Segment Start: TASK INPUTS

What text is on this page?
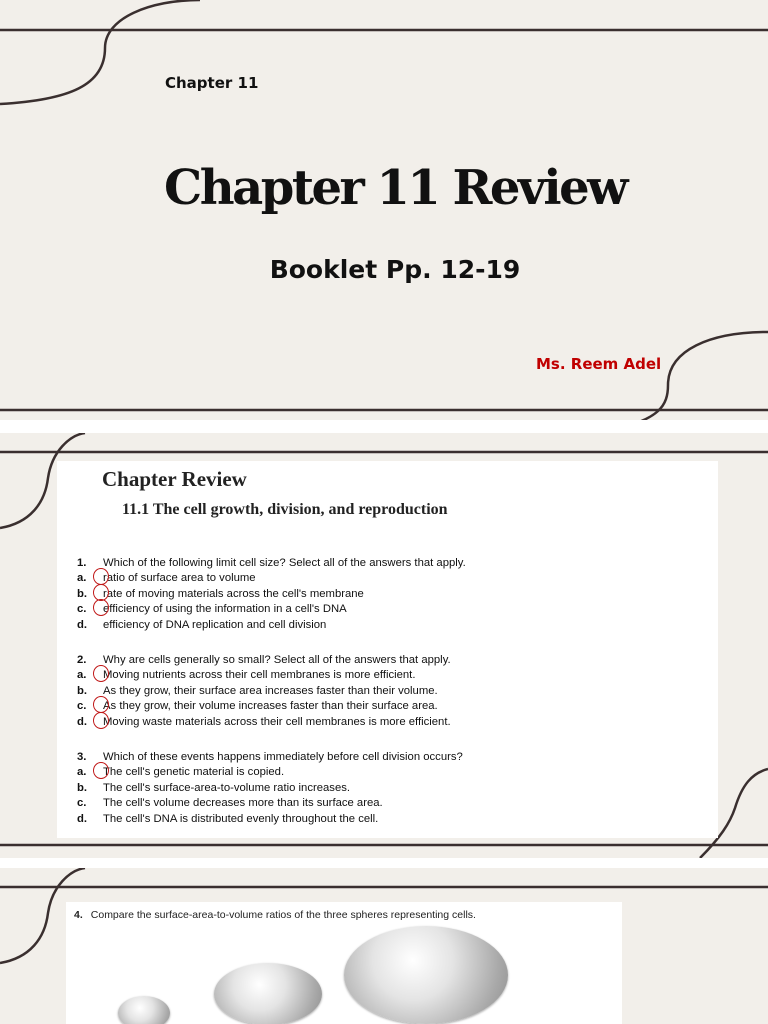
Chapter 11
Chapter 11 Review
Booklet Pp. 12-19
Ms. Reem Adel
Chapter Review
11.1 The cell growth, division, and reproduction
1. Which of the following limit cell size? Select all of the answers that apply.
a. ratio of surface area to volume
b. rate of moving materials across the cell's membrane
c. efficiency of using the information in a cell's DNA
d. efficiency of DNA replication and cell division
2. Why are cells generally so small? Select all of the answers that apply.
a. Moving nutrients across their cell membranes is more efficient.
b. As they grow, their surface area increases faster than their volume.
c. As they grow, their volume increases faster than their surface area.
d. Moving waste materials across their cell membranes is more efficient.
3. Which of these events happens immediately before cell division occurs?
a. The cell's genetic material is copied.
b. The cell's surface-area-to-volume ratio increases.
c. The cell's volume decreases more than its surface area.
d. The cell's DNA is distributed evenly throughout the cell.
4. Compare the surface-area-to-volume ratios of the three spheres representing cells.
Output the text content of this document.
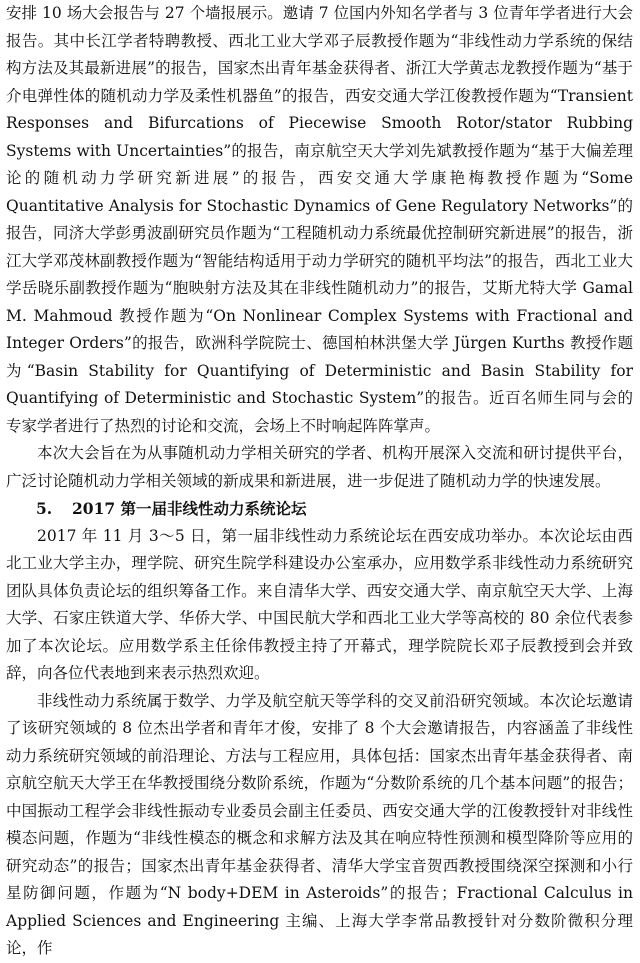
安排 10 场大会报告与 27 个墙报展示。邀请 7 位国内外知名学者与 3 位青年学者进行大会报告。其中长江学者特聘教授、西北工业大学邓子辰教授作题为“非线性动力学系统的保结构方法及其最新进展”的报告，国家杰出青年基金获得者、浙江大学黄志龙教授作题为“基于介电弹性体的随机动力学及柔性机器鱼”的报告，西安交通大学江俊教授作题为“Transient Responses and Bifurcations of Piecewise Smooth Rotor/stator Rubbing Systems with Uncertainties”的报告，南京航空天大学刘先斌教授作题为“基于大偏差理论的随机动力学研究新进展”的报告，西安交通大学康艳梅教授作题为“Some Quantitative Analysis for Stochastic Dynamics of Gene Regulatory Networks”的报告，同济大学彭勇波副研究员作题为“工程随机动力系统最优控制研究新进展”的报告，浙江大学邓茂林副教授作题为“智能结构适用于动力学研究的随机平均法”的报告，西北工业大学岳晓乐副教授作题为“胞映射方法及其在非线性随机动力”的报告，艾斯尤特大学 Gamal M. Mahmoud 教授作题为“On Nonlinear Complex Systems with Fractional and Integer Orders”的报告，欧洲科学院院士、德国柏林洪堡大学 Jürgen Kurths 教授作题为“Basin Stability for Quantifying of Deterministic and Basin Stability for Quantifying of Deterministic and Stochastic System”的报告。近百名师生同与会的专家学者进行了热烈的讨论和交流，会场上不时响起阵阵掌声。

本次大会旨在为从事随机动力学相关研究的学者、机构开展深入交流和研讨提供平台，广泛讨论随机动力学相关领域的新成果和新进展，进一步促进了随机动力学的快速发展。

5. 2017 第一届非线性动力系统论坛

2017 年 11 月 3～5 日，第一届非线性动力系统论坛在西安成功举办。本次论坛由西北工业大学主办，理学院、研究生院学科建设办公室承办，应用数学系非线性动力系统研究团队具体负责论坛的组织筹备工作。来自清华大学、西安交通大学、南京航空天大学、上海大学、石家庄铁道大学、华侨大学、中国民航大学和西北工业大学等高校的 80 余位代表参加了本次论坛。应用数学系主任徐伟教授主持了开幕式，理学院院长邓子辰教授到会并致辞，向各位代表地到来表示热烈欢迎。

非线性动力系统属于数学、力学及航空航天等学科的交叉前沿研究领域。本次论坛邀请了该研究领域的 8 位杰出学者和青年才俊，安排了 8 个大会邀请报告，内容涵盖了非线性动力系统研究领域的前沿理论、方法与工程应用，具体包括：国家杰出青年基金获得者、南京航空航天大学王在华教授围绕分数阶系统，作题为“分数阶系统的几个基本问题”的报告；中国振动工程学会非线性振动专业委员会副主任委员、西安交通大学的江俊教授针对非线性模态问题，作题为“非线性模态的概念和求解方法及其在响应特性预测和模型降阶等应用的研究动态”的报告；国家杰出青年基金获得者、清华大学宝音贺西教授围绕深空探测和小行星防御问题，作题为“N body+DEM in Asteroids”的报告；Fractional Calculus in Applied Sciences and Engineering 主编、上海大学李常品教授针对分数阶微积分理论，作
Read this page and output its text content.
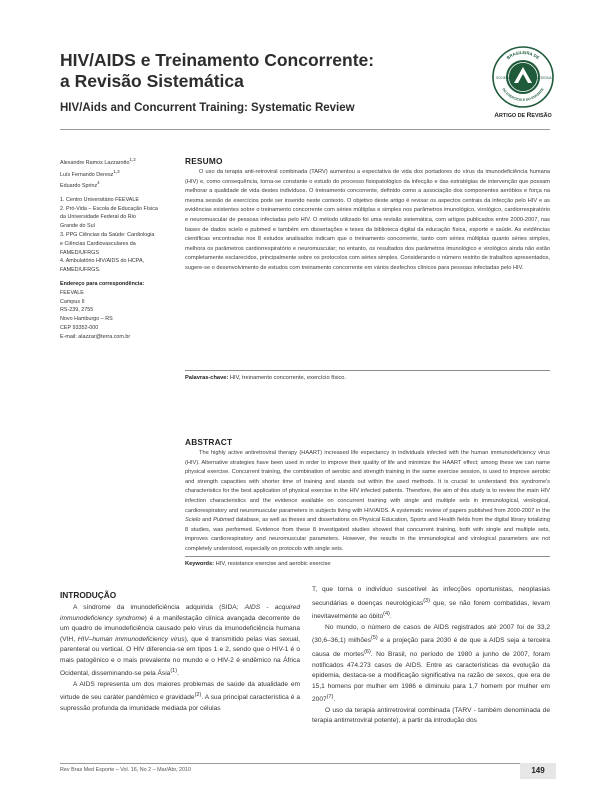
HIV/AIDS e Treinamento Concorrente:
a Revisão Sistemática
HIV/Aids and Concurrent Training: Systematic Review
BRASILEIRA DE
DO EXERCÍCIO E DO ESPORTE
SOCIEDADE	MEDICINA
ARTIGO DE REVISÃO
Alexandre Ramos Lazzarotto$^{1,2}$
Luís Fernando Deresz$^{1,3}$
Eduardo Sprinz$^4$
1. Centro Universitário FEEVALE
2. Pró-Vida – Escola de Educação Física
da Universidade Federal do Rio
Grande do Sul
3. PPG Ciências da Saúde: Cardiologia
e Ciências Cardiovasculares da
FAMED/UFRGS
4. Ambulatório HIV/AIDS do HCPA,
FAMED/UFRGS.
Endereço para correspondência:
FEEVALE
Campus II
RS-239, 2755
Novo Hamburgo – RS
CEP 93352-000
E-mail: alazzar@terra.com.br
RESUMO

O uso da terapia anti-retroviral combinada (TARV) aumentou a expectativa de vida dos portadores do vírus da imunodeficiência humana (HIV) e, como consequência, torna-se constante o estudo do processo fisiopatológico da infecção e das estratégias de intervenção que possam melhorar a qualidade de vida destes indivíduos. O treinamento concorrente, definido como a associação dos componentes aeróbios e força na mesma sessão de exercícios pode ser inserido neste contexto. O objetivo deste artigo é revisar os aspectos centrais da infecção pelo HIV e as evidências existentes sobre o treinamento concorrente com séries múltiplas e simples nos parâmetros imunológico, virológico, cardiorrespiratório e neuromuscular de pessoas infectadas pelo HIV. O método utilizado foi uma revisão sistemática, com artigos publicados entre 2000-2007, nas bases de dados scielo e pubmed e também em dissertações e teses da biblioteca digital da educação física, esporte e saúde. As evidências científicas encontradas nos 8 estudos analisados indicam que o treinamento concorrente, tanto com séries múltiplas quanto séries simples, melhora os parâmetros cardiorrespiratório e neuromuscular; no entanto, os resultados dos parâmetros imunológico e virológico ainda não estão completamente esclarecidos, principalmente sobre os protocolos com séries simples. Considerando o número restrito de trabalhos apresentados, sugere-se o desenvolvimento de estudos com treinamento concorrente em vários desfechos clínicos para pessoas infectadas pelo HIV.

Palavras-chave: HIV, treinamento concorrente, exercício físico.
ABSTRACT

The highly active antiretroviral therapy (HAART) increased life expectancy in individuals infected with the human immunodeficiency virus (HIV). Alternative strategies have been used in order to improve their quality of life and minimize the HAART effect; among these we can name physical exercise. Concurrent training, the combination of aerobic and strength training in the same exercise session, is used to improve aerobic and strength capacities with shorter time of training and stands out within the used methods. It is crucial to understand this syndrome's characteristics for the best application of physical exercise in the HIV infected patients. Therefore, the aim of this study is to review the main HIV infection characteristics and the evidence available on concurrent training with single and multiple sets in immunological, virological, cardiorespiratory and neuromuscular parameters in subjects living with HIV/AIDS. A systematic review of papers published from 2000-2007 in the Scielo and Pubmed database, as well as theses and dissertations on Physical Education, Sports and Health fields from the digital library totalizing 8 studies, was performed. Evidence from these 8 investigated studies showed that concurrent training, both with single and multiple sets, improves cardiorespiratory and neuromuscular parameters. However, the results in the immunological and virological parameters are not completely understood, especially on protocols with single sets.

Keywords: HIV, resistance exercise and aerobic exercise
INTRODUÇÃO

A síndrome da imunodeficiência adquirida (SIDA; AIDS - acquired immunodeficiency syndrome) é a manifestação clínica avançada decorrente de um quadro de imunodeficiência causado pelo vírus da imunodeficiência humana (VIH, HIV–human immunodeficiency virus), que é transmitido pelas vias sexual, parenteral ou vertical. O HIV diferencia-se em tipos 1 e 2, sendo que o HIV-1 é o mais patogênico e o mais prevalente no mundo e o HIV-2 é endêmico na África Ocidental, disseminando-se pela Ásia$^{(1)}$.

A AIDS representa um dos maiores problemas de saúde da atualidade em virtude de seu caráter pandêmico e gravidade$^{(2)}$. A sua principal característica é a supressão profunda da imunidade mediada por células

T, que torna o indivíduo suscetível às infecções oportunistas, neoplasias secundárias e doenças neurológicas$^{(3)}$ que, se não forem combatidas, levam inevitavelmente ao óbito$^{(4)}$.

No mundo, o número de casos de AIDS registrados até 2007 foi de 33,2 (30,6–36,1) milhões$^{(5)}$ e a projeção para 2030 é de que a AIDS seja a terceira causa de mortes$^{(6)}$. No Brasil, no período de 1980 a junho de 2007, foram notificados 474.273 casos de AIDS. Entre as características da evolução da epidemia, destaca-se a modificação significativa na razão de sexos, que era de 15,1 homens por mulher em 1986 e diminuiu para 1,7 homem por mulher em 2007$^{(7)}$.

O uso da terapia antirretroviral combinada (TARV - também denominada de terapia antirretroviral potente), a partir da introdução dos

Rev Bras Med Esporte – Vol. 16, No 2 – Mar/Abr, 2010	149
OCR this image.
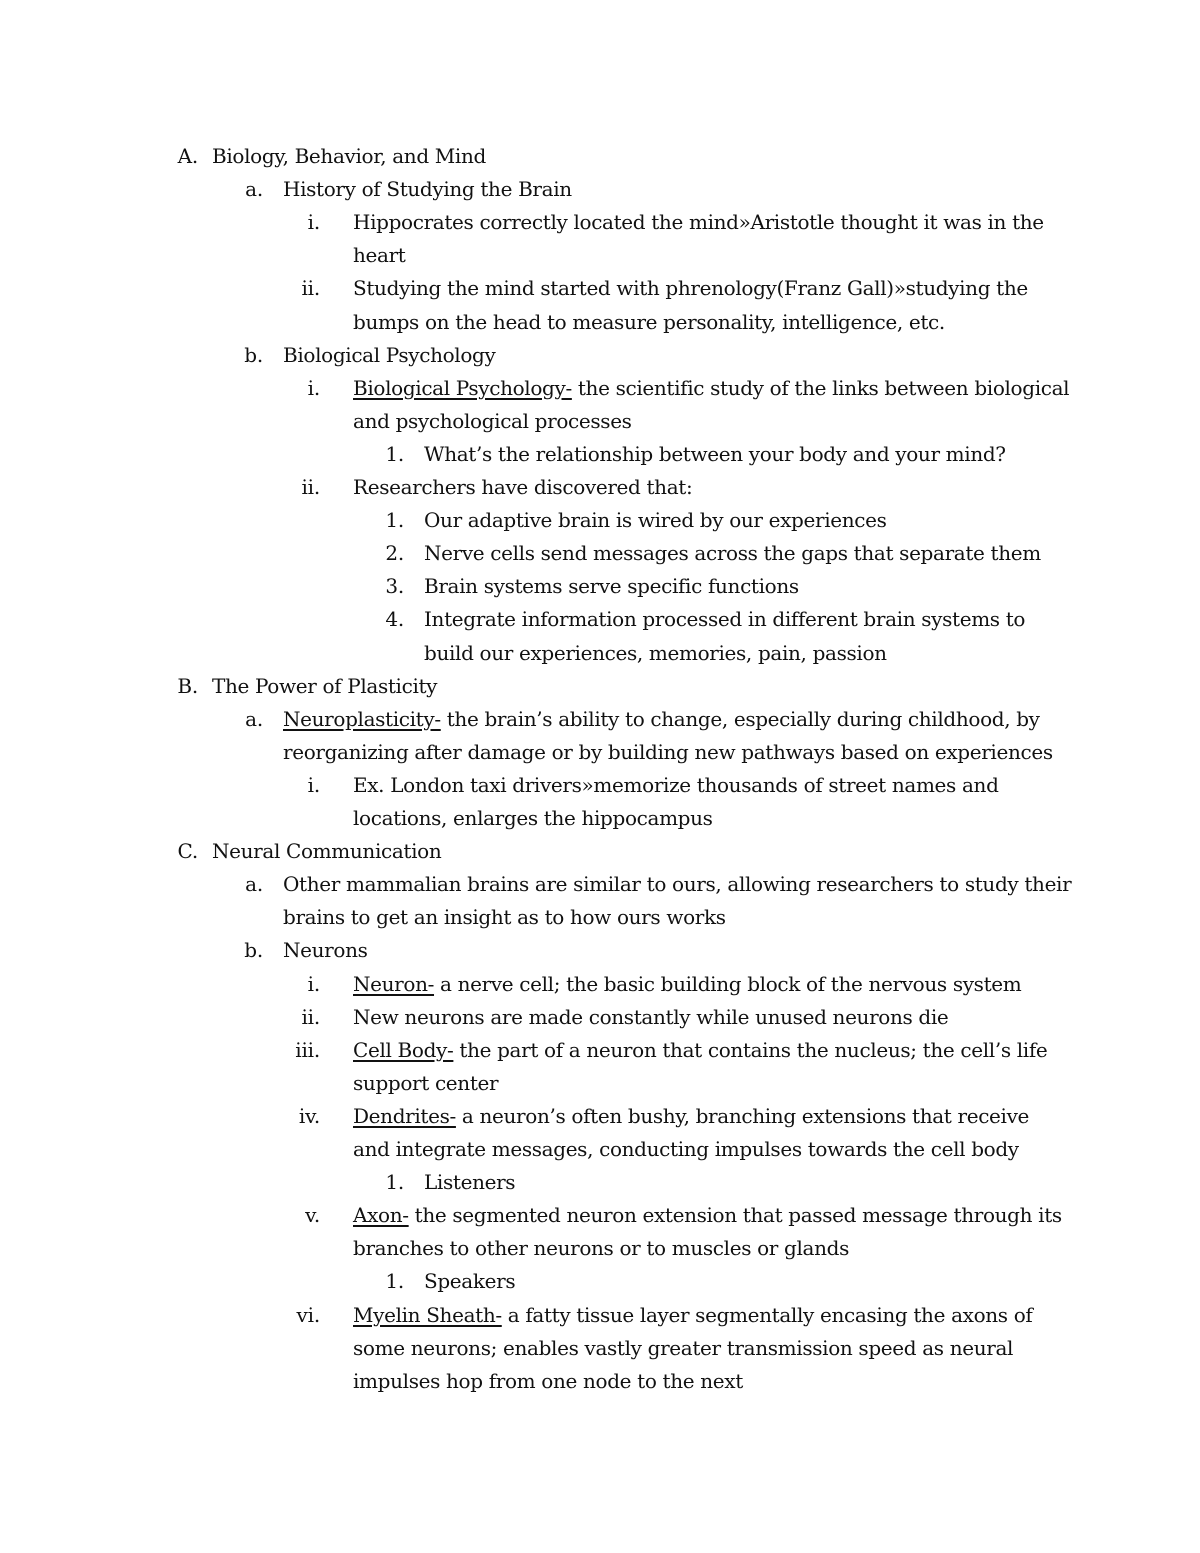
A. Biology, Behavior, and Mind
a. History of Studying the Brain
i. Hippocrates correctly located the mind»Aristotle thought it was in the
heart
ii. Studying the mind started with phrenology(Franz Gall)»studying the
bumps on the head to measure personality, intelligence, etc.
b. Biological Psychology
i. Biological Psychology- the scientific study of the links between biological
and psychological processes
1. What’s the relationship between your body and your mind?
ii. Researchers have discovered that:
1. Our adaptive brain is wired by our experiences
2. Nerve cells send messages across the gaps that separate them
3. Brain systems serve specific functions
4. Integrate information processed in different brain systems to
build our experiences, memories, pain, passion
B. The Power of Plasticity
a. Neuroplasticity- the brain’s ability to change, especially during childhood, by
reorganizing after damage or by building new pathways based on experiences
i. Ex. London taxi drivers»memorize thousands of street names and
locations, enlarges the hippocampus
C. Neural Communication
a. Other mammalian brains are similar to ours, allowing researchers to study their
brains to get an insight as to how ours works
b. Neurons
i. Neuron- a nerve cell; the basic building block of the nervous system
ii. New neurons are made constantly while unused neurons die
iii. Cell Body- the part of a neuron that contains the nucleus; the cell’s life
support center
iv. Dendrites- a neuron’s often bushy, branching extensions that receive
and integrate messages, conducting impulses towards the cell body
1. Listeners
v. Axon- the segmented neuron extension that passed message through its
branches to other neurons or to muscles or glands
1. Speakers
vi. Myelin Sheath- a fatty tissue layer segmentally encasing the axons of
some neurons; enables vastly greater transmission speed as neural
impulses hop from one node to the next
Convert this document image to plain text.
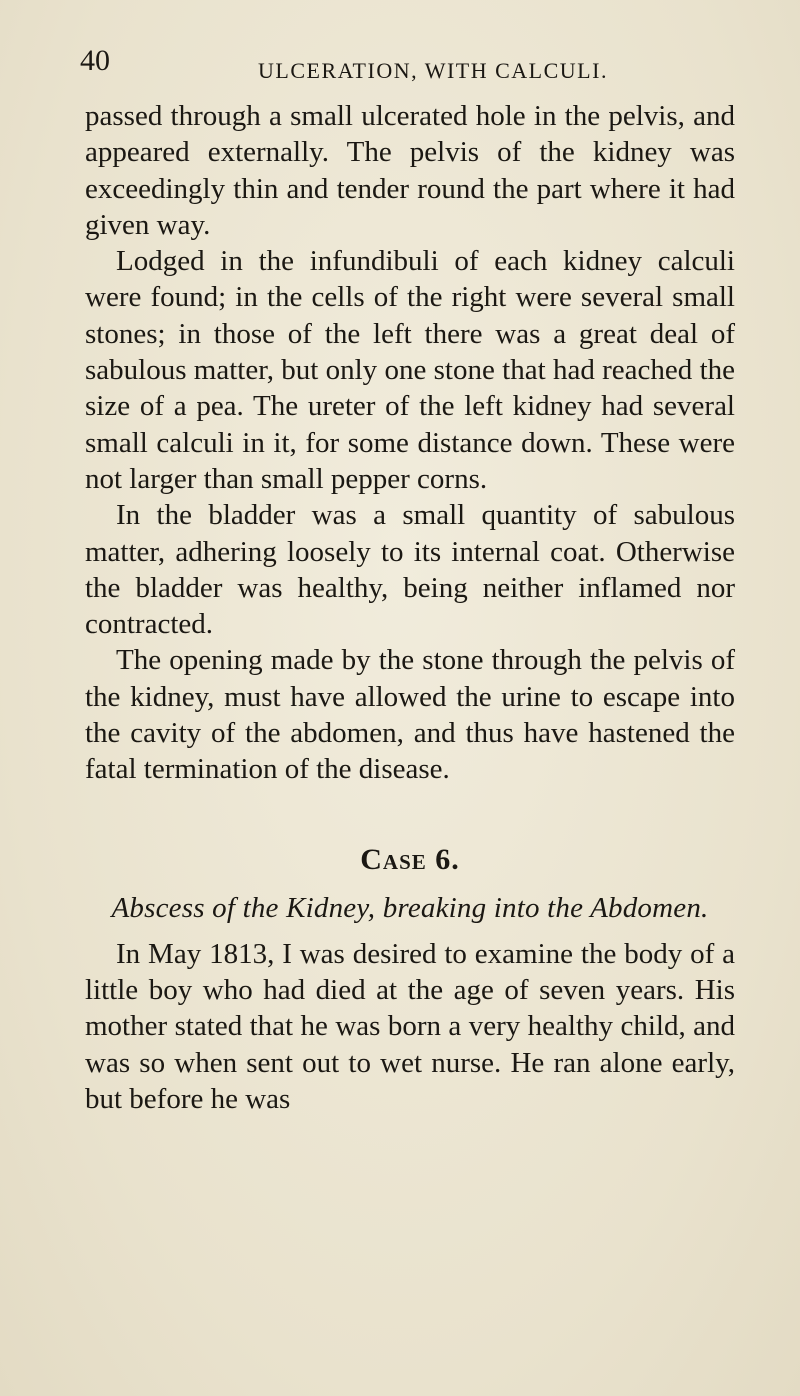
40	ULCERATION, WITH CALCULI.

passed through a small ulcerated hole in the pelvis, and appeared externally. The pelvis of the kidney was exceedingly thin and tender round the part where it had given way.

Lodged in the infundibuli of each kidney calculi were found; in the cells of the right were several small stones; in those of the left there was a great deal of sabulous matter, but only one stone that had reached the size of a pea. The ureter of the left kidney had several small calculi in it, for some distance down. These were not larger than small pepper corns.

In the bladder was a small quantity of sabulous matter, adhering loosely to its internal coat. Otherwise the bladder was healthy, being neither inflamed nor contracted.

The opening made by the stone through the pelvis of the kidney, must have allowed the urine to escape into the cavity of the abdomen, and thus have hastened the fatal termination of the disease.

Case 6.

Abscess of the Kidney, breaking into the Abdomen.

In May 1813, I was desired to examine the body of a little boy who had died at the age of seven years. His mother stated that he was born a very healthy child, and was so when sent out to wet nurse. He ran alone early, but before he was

Segment End: TASK INPUTS

■ **PROBLEM**: Count the lines of the material that include the word "area", then state only the total.

■ **ANSWER FOR THE TASK**: 6